━━━ Given data
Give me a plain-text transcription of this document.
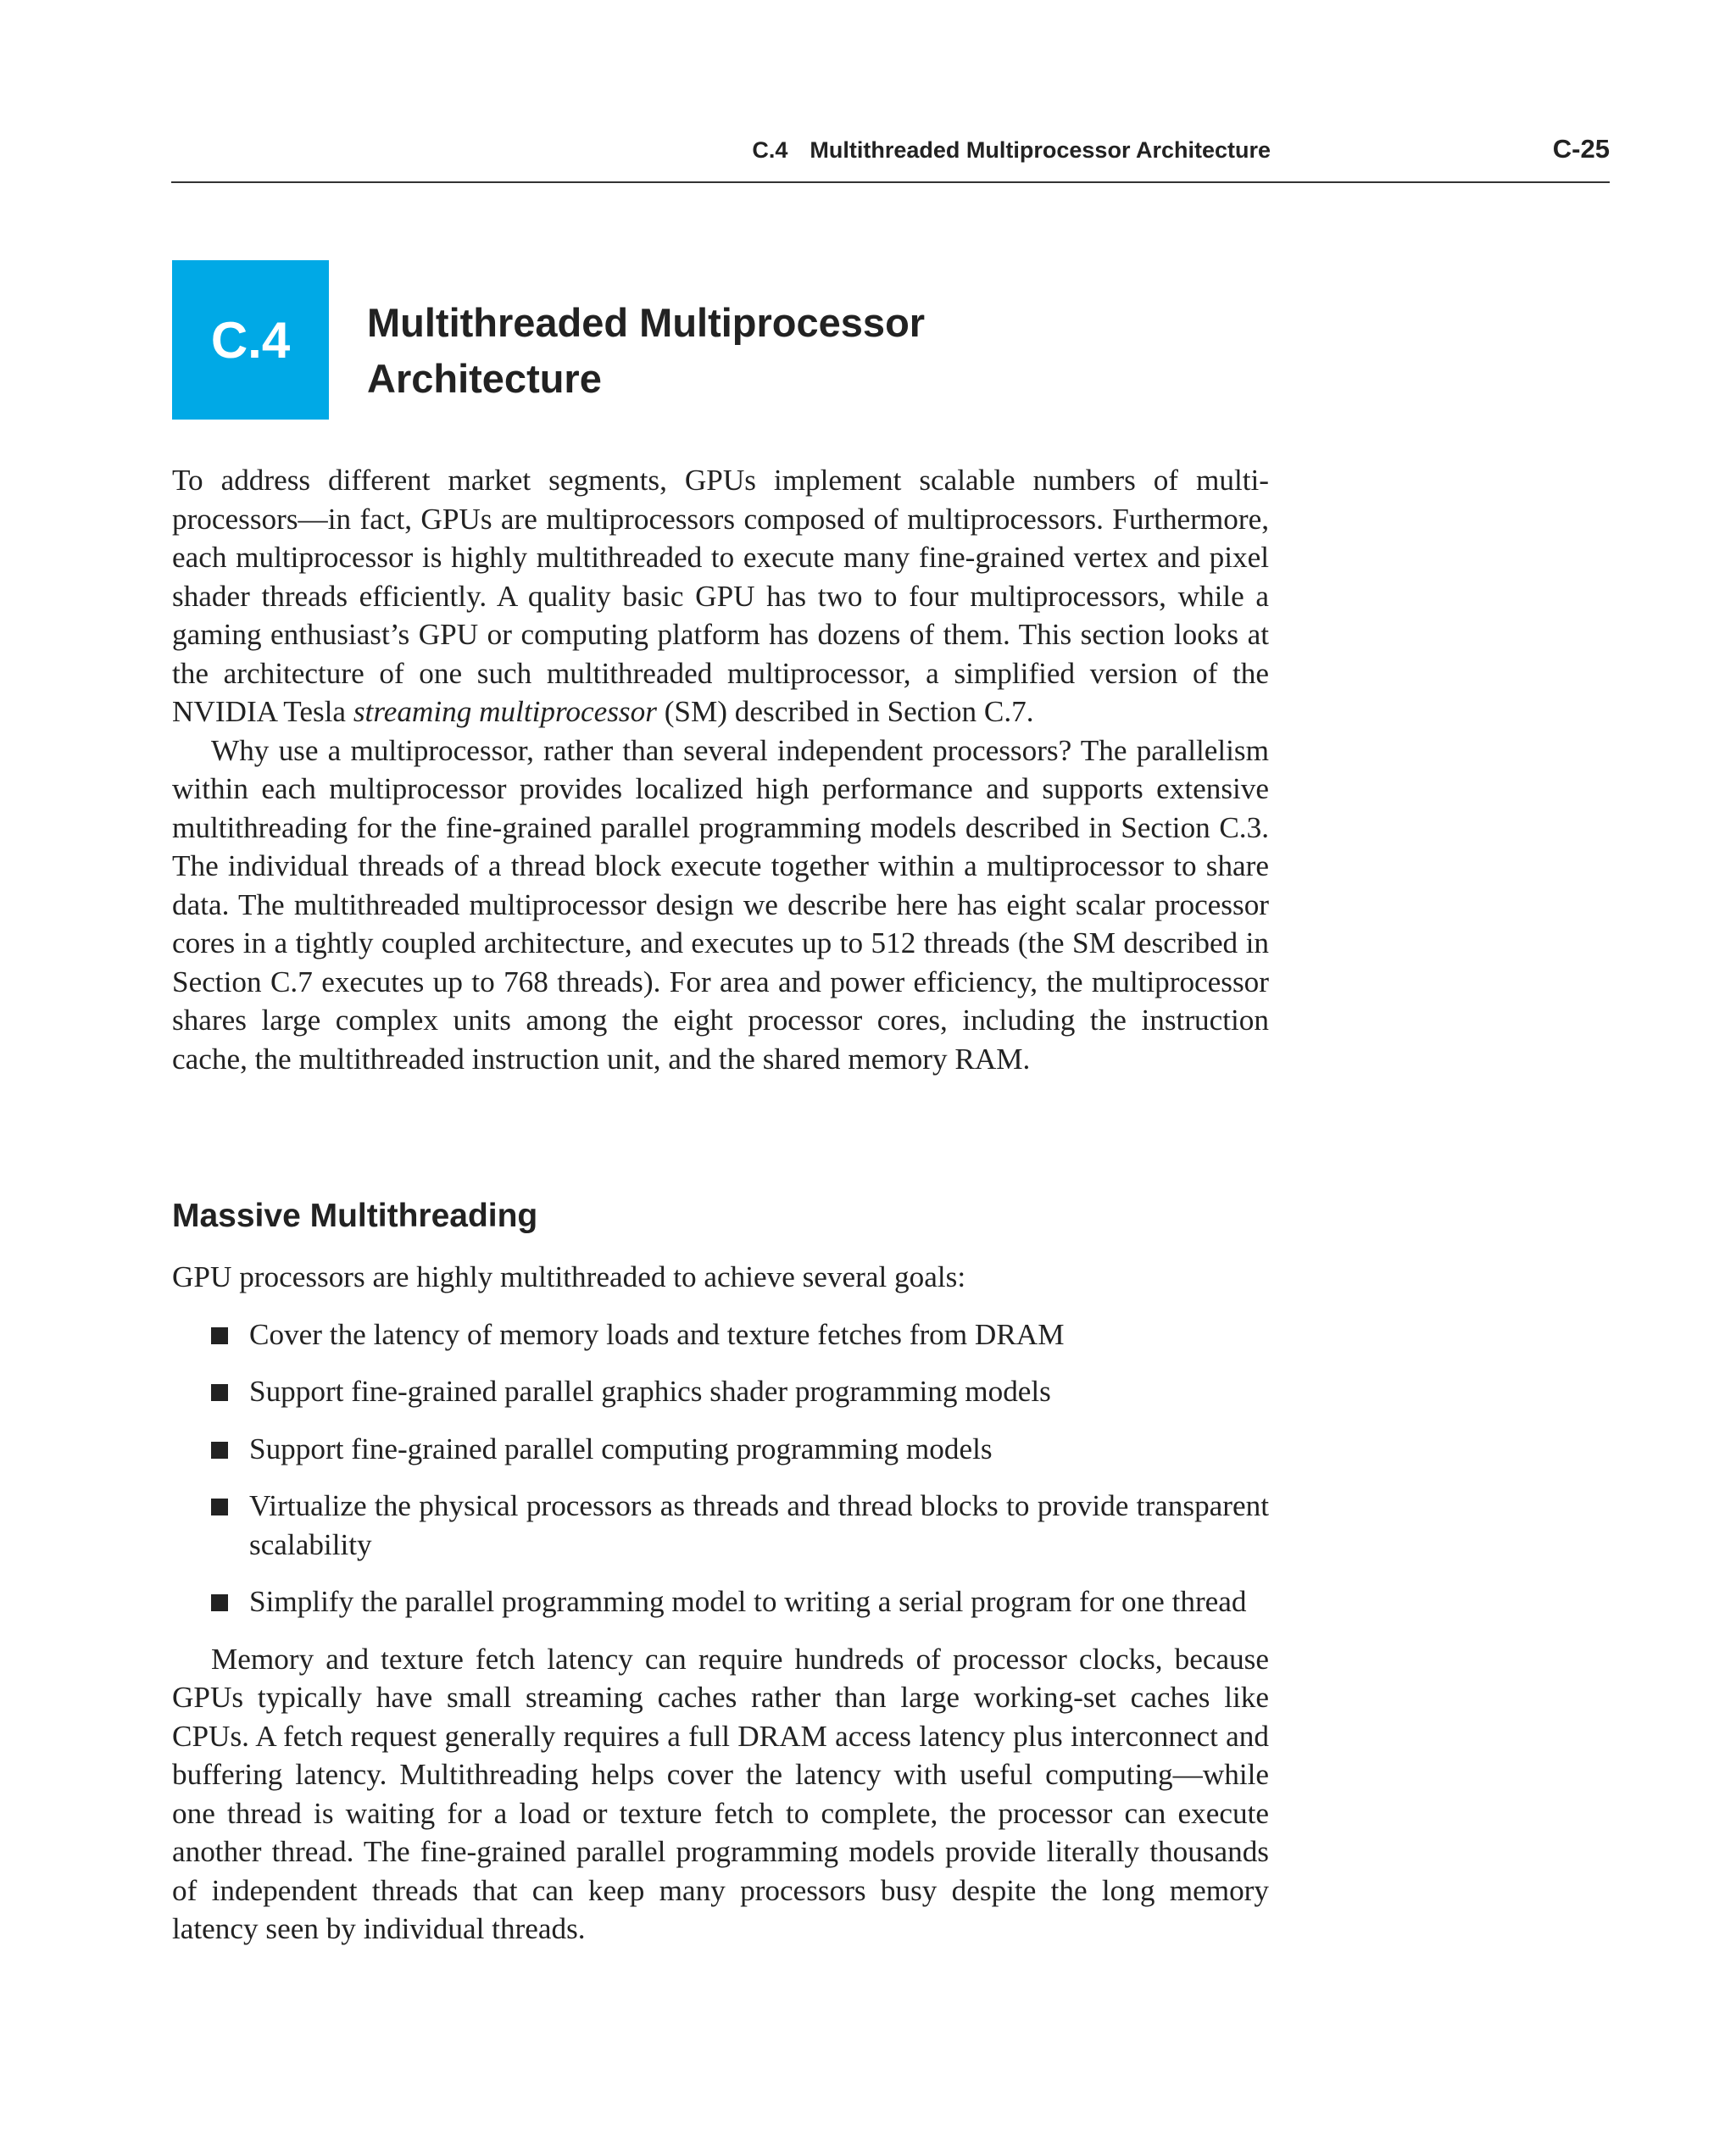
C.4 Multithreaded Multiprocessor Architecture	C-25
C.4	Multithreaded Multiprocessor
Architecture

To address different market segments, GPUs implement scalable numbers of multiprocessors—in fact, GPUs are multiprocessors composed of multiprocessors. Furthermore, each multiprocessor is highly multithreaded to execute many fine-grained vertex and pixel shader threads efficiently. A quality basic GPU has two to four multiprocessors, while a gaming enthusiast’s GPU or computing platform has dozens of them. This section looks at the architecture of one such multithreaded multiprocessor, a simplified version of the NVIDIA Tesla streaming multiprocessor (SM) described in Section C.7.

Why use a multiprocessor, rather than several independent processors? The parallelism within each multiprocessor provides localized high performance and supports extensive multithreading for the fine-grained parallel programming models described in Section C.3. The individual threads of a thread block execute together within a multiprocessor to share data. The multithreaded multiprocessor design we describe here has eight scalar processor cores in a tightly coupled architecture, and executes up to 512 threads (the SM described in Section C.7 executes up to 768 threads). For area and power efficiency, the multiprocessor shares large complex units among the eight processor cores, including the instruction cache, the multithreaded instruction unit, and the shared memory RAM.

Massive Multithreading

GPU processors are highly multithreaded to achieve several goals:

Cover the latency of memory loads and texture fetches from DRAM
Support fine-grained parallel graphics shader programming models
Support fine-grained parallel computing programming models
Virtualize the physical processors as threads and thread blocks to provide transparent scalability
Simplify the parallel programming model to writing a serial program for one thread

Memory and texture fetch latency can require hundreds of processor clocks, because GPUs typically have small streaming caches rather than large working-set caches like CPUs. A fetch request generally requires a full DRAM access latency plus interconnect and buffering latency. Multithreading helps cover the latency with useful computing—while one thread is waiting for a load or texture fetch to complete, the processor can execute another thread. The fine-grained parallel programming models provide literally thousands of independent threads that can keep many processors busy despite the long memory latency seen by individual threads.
━━━━━━
━━━ Given data
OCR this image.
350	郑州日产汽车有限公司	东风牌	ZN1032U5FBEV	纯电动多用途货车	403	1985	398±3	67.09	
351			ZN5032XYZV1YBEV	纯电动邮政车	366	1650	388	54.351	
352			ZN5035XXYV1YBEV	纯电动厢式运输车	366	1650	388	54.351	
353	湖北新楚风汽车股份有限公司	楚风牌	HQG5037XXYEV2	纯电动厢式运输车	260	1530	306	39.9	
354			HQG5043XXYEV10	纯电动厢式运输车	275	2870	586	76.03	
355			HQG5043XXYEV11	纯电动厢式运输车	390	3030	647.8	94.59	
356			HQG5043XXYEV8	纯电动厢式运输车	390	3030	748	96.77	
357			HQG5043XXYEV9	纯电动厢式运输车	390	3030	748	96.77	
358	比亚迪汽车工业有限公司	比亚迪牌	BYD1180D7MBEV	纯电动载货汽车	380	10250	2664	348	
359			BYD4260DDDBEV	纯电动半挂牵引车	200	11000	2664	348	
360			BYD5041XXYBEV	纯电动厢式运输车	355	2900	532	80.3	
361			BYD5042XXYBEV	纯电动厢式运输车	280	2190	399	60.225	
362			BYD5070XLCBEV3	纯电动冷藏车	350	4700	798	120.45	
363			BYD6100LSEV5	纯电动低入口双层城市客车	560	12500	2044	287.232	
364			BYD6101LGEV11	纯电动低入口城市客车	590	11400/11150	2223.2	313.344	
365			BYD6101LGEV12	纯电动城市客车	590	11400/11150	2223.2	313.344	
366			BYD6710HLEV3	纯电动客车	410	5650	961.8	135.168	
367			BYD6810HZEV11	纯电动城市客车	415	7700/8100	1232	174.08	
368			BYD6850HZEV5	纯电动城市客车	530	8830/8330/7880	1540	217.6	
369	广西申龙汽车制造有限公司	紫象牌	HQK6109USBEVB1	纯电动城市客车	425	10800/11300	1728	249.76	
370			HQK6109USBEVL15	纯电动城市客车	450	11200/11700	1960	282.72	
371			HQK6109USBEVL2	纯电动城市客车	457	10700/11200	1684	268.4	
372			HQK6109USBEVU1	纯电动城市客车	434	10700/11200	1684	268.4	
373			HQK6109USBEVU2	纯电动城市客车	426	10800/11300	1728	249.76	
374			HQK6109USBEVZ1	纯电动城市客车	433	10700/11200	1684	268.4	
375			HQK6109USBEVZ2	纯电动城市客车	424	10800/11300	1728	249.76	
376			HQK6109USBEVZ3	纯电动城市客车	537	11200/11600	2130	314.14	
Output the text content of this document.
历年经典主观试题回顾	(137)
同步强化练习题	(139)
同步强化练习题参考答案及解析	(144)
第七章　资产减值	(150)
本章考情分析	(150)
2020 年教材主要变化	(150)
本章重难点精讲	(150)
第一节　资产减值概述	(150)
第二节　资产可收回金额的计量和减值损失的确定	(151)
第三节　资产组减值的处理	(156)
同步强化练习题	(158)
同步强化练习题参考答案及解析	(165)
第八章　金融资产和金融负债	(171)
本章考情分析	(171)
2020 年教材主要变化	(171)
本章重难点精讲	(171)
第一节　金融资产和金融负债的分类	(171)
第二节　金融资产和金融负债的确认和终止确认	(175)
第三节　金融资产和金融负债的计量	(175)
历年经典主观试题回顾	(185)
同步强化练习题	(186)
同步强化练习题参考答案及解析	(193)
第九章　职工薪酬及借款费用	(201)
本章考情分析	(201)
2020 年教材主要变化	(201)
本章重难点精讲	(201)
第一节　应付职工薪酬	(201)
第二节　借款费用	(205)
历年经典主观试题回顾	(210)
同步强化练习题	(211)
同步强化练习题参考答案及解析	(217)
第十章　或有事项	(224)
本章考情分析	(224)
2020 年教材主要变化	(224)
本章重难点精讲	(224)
━━━━━━
→ **Set exercise**:
From the data above, copy out every line with the string "document" in it.

→ **Task solution**:
Give me a plain-text transcription of this document.
Output the text content of this document.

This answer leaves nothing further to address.